ENTRIES SUPPLIED:
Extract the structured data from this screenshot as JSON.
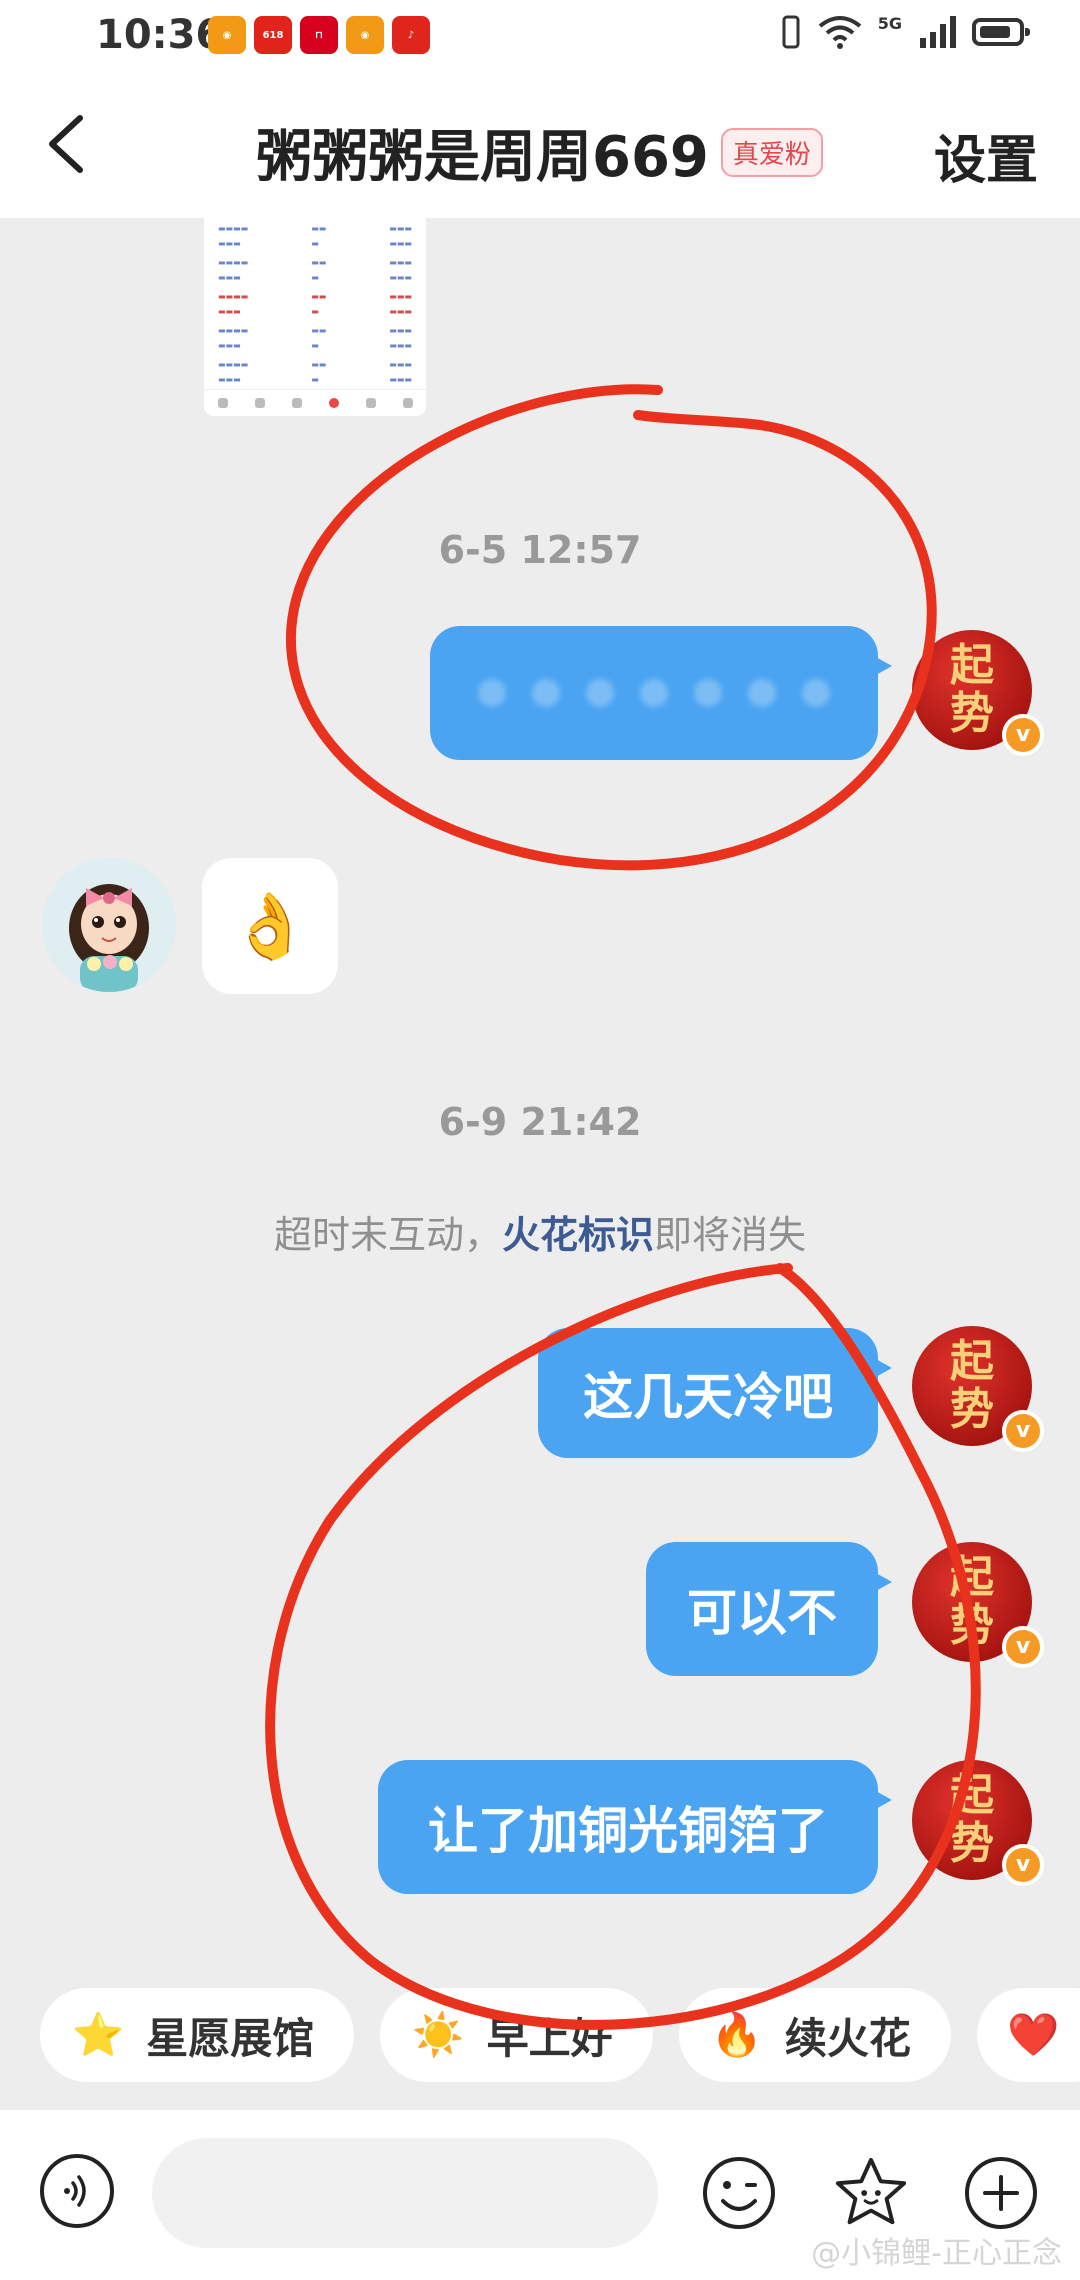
{
  "status_bar": {
    "time": "10:36",
    "app_icons": [
      {
        "name": "weibo-app-icon",
        "label": "",
        "color": "#f29a16"
      },
      {
        "name": "618-app-icon",
        "label": "618",
        "color": "#e2231a"
      },
      {
        "name": "red-app-icon",
        "label": "",
        "color": "#d7001f"
      },
      {
        "name": "weibo-app-icon",
        "label": "",
        "color": "#f29a16"
      },
      {
        "name": "netease-music-app-icon",
        "label": "",
        "color": "#e0251c"
      }
    ],
    "network": "5G"
  },
  "header": {
    "title": "粥粥粥是周周669",
    "badge": "真爱粉",
    "settings_label": "设置"
  },
  "messages": {
    "ts1": "6-5 12:57",
    "reply_emoji": "👌",
    "ts2": "6-9 21:42",
    "notice_prefix": "超时未互动，",
    "notice_highlight": "火花标识",
    "notice_suffix": "即将消失",
    "msg1": "这几天冷吧",
    "msg2": "可以不",
    "msg3": "让了加铜光铜箔了"
  },
  "avatar": {
    "self_line1": "起",
    "self_line2": "势",
    "verified": "v"
  },
  "chips": [
    {
      "icon": "⭐",
      "label": "星愿展馆"
    },
    {
      "icon": "☀️",
      "label": "早上好"
    },
    {
      "icon": "🔥",
      "label": "续火花"
    },
    {
      "icon": "❤️",
      "label": ""
    }
  ],
  "watermark": "@小锦鲤-正心正念",
  "colors": {
    "bubble_blue": "#4aa4f2",
    "annotation_red": "#e8321e",
    "badge_red": "#e5474d"
  }
}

GIVEN EXERCISE: Repeat the material above verbatim. Leave the pictures behind.

TASK OUTPUT:
Extract the structured data from this screenshot as JSON.
{
  "status_bar": {
    "time": "10:36",
    "app_icons": [
      {
        "name": "weibo-app-icon",
        "label": "",
        "color": "#f29a16"
      },
      {
        "name": "618-app-icon",
        "label": "618",
        "color": "#e2231a"
      },
      {
        "name": "red-app-icon",
        "label": "",
        "color": "#d7001f"
      },
      {
        "name": "weibo-app-icon",
        "label": "",
        "color": "#f29a16"
      },
      {
        "name": "netease-music-app-icon",
        "label": "",
        "color": "#e0251c"
      }
    ],
    "network": "5G"
  },
  "header": {
    "title": "粥粥粥是周周669",
    "badge": "真爱粉",
    "settings_label": "设置"
  },
  "messages": {
    "ts1": "6-5 12:57",
    "reply_emoji": "👌",
    "ts2": "6-9 21:42",
    "notice_prefix": "超时未互动，",
    "notice_highlight": "火花标识",
    "notice_suffix": "即将消失",
    "msg1": "这几天冷吧",
    "msg2": "可以不",
    "msg3": "让了加铜光铜箔了"
  },
  "avatar": {
    "self_line1": "起",
    "self_line2": "势",
    "verified": "v"
  },
  "chips": [
    {
      "icon": "⭐",
      "label": "星愿展馆"
    },
    {
      "icon": "☀️",
      "label": "早上好"
    },
    {
      "icon": "🔥",
      "label": "续火花"
    },
    {
      "icon": "❤️",
      "label": ""
    }
  ],
  "watermark": "@小锦鲤-正心正念",
  "colors": {
    "bubble_blue": "#4aa4f2",
    "annotation_red": "#e8321e",
    "badge_red": "#e5474d"
  }
}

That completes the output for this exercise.